What the task requires — Output the entries word for word. Omit images.

[BEGIN Data lines]

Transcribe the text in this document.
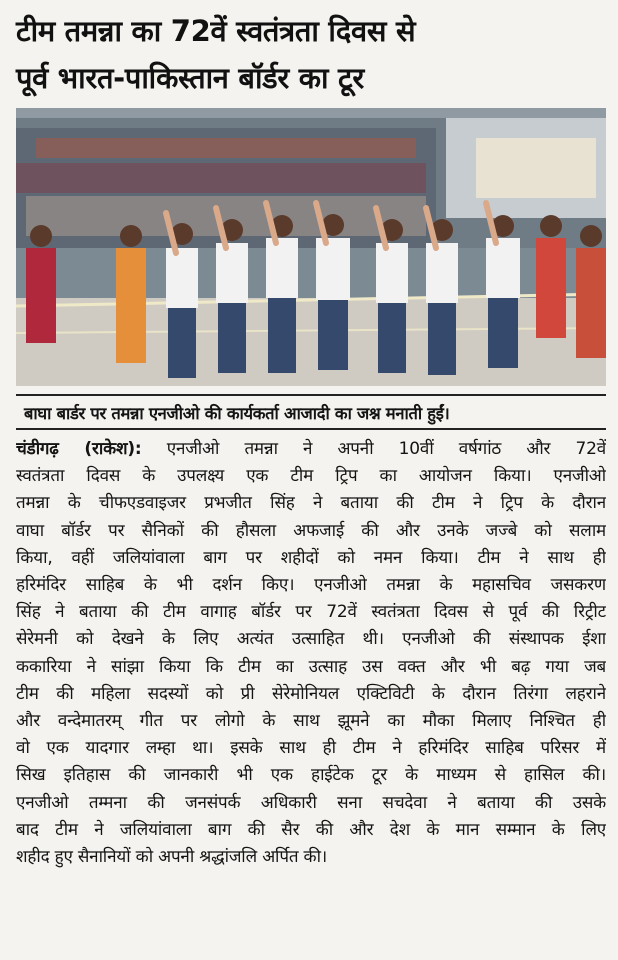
टीम तमन्ना का 72वें स्वतंत्रता दिवस से
पूर्व भारत-पाकिस्तान बॉर्डर का टूर
बाघा बार्डर पर तमन्ना एनजीओ की कार्यकर्ता आजादी का जश्न मनाती हुईं।
चंडीगढ़ (राकेश): एनजीओ तमन्ना ने अपनी 10वीं वर्षगांठ और 72वें
स्वतंत्रता दिवस के उपलक्ष्य एक टीम ट्रिप का आयोजन किया। एनजीओ
तमन्ना के चीफएडवाइजर प्रभजीत सिंह ने बताया की टीम ने ट्रिप के दौरान
वाघा बॉर्डर पर सैनिकों की हौसला अफजाई की और उनके जज्बे को सलाम
किया, वहीं जलियांवाला बाग पर शहीदों को नमन किया। टीम ने साथ ही
हरिमंदिर साहिब के भी दर्शन किए। एनजीओ तमन्ना के महासचिव जसकरण
सिंह ने बताया की टीम वागाह बॉर्डर पर 72वें स्वतंत्रता दिवस से पूर्व की रिट्रीट
सेरेमनी को देखने के लिए अत्यंत उत्साहित थी। एनजीओ की संस्थापक ईशा
ककारिया ने सांझा किया कि टीम का उत्साह उस वक्त और भी बढ़ गया जब
टीम की महिला सदस्यों को प्री सेरेमोनियल एक्टिविटी के दौरान तिरंगा लहराने
और वन्देमातरम् गीत पर लोगो के साथ झूमने का मौका मिलाए निश्चित ही
वो एक यादगार लम्हा था। इसके साथ ही टीम ने हरिमंदिर साहिब परिसर में
सिख इतिहास की जानकारी भी एक हाईटेक टूर के माध्यम से हासिल की।
एनजीओ तम्मना की जनसंपर्क अधिकारी सना सचदेवा ने बताया की उसके
बाद टीम ने जलियांवाला बाग की सैर की और देश के मान सम्मान के लिए
शहीद हुए सैनानियों को अपनी श्रद्धांजलि अर्पित की।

[END Data lines]

Exercise answer —
Transcribe the text in this document.
टीम तमन्ना का 72वें स्वतंत्रता दिवस से
पूर्व भारत-पाकिस्तान बॉर्डर का टूर
बाघा बार्डर पर तमन्ना एनजीओ की कार्यकर्ता आजादी का जश्न मनाती हुईं।
चंडीगढ़ (राकेश): एनजीओ तमन्ना ने अपनी 10वीं वर्षगांठ और 72वें
स्वतंत्रता दिवस के उपलक्ष्य एक टीम ट्रिप का आयोजन किया। एनजीओ
तमन्ना के चीफएडवाइजर प्रभजीत सिंह ने बताया की टीम ने ट्रिप के दौरान
वाघा बॉर्डर पर सैनिकों की हौसला अफजाई की और उनके जज्बे को सलाम
किया, वहीं जलियांवाला बाग पर शहीदों को नमन किया। टीम ने साथ ही
हरिमंदिर साहिब के भी दर्शन किए। एनजीओ तमन्ना के महासचिव जसकरण
सिंह ने बताया की टीम वागाह बॉर्डर पर 72वें स्वतंत्रता दिवस से पूर्व की रिट्रीट
सेरेमनी को देखने के लिए अत्यंत उत्साहित थी। एनजीओ की संस्थापक ईशा
ककारिया ने सांझा किया कि टीम का उत्साह उस वक्त और भी बढ़ गया जब
टीम की महिला सदस्यों को प्री सेरेमोनियल एक्टिविटी के दौरान तिरंगा लहराने
और वन्देमातरम् गीत पर लोगो के साथ झूमने का मौका मिलाए निश्चित ही
वो एक यादगार लम्हा था। इसके साथ ही टीम ने हरिमंदिर साहिब परिसर में
सिख इतिहास की जानकारी भी एक हाईटेक टूर के माध्यम से हासिल की।
एनजीओ तम्मना की जनसंपर्क अधिकारी सना सचदेवा ने बताया की उसके
बाद टीम ने जलियांवाला बाग की सैर की और देश के मान सम्मान के लिए
शहीद हुए सैनानियों को अपनी श्रद्धांजलि अर्पित की।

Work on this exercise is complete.